▶ [Task requirements]: Omit the pictures and output every entry below exactly as written.

──────

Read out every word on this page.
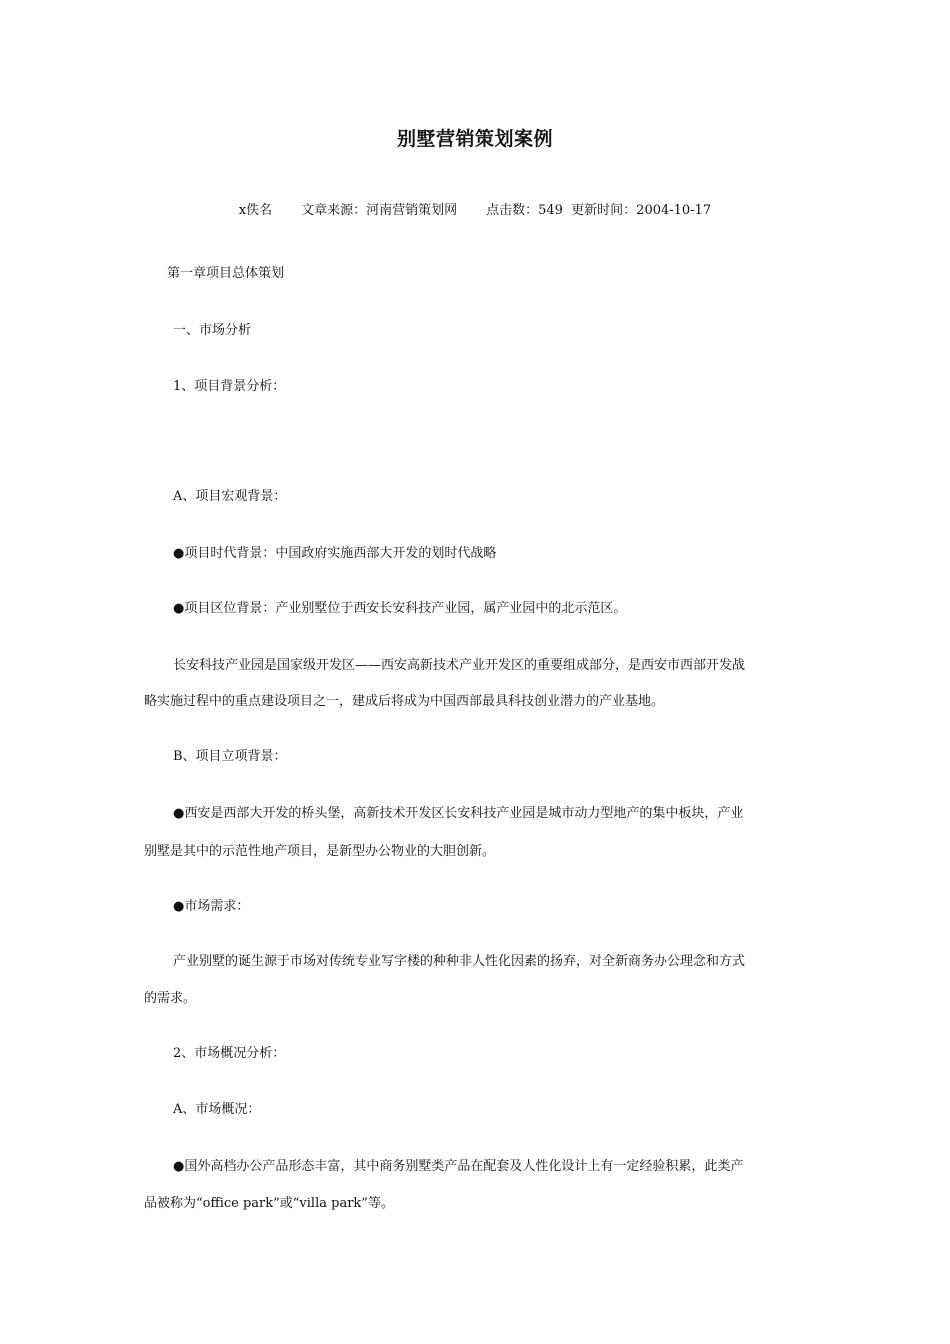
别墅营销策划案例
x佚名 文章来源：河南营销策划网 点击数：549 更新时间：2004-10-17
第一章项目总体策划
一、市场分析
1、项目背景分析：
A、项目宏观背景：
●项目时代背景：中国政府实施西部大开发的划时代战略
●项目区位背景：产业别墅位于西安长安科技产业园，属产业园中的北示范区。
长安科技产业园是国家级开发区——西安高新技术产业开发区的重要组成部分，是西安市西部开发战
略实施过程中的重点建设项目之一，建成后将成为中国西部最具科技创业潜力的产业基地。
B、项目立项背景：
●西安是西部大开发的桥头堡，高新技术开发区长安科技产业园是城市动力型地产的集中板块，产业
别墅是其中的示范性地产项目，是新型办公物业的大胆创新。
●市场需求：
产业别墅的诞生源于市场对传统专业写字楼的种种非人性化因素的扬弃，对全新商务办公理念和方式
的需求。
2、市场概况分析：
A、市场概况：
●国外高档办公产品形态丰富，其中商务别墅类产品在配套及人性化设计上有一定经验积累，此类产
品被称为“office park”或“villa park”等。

──────

▶ [Solution to this problem]:
Read out every word on this page.
别墅营销策划案例
x佚名 文章来源：河南营销策划网 点击数：549 更新时间：2004-10-17
第一章项目总体策划
一、市场分析
1、项目背景分析：
A、项目宏观背景：
●项目时代背景：中国政府实施西部大开发的划时代战略
●项目区位背景：产业别墅位于西安长安科技产业园，属产业园中的北示范区。
长安科技产业园是国家级开发区——西安高新技术产业开发区的重要组成部分，是西安市西部开发战
略实施过程中的重点建设项目之一，建成后将成为中国西部最具科技创业潜力的产业基地。
B、项目立项背景：
●西安是西部大开发的桥头堡，高新技术开发区长安科技产业园是城市动力型地产的集中板块，产业
别墅是其中的示范性地产项目，是新型办公物业的大胆创新。
●市场需求：
产业别墅的诞生源于市场对传统专业写字楼的种种非人性化因素的扬弃，对全新商务办公理念和方式
的需求。
2、市场概况分析：
A、市场概况：
●国外高档办公产品形态丰富，其中商务别墅类产品在配套及人性化设计上有一定经验积累，此类产
品被称为“office park”或“villa park”等。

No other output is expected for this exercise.